### [INPUT]
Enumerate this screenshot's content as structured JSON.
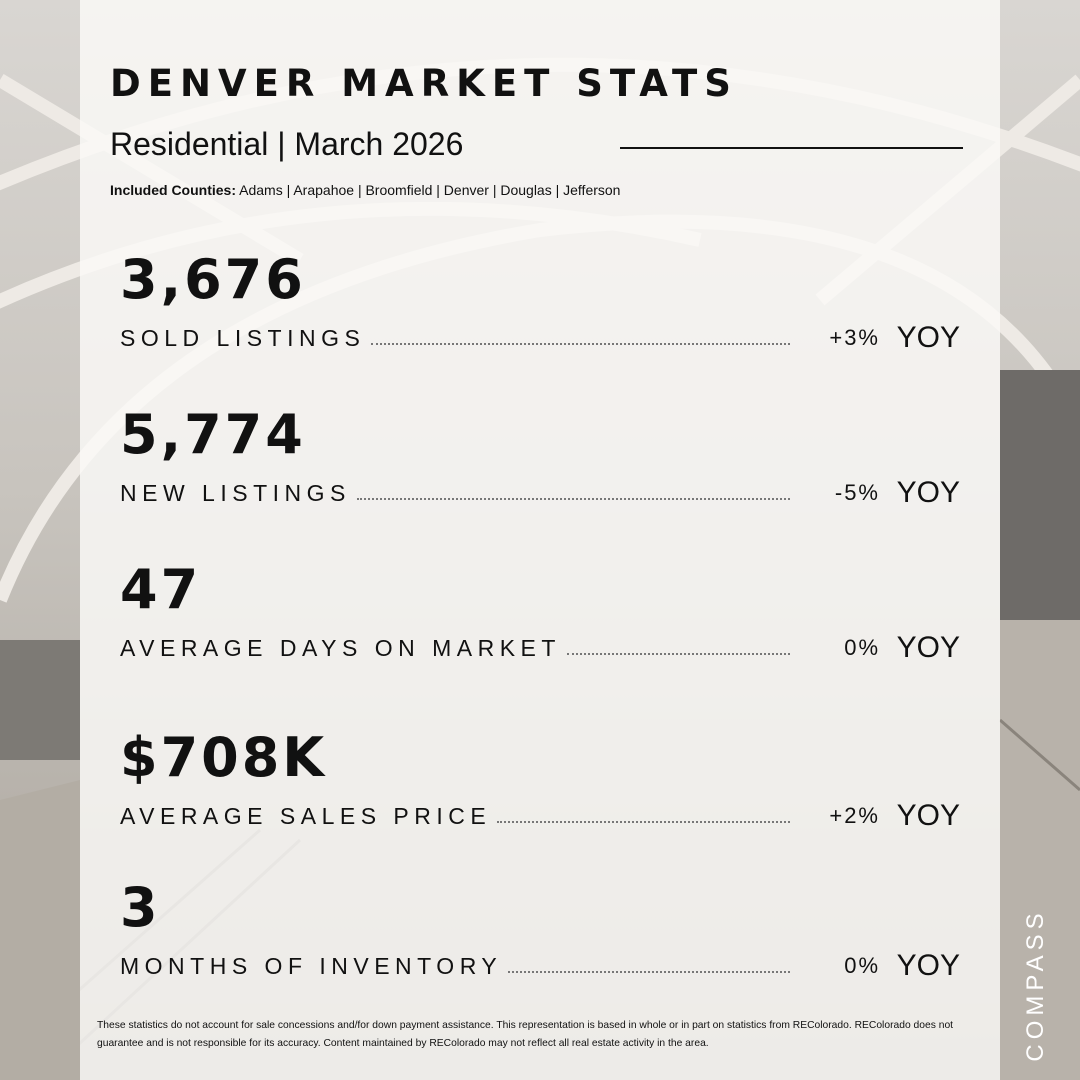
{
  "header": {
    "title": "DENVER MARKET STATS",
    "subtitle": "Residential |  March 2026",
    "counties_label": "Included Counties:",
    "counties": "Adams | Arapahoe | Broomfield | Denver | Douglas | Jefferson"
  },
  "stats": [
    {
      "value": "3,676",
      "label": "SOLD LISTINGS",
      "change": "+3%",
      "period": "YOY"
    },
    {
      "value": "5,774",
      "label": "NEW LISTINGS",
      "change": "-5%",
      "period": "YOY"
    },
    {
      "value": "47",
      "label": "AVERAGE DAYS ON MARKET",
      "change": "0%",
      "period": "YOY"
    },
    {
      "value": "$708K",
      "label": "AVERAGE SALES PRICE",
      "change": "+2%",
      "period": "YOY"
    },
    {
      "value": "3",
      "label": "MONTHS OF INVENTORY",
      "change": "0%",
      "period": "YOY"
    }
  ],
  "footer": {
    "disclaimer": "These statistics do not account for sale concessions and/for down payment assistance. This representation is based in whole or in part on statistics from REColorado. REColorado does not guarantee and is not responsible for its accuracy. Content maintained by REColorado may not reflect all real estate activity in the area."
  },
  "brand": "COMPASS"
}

### [DESCRIPTION OF THE TASK]
Transcribe every entry word for word, but omit the pictures.

### [THE RESPONSE]
Enumerate this screenshot's content as structured JSON.
{
  "header": {
    "title": "DENVER MARKET STATS",
    "subtitle": "Residential |  March 2026",
    "counties_label": "Included Counties:",
    "counties": "Adams | Arapahoe | Broomfield | Denver | Douglas | Jefferson"
  },
  "stats": [
    {
      "value": "3,676",
      "label": "SOLD LISTINGS",
      "change": "+3%",
      "period": "YOY"
    },
    {
      "value": "5,774",
      "label": "NEW LISTINGS",
      "change": "-5%",
      "period": "YOY"
    },
    {
      "value": "47",
      "label": "AVERAGE DAYS ON MARKET",
      "change": "0%",
      "period": "YOY"
    },
    {
      "value": "$708K",
      "label": "AVERAGE SALES PRICE",
      "change": "+2%",
      "period": "YOY"
    },
    {
      "value": "3",
      "label": "MONTHS OF INVENTORY",
      "change": "0%",
      "period": "YOY"
    }
  ],
  "footer": {
    "disclaimer": "These statistics do not account for sale concessions and/for down payment assistance. This representation is based in whole or in part on statistics from REColorado. REColorado does not guarantee and is not responsible for its accuracy. Content maintained by REColorado may not reflect all real estate activity in the area."
  },
  "brand": "COMPASS"
}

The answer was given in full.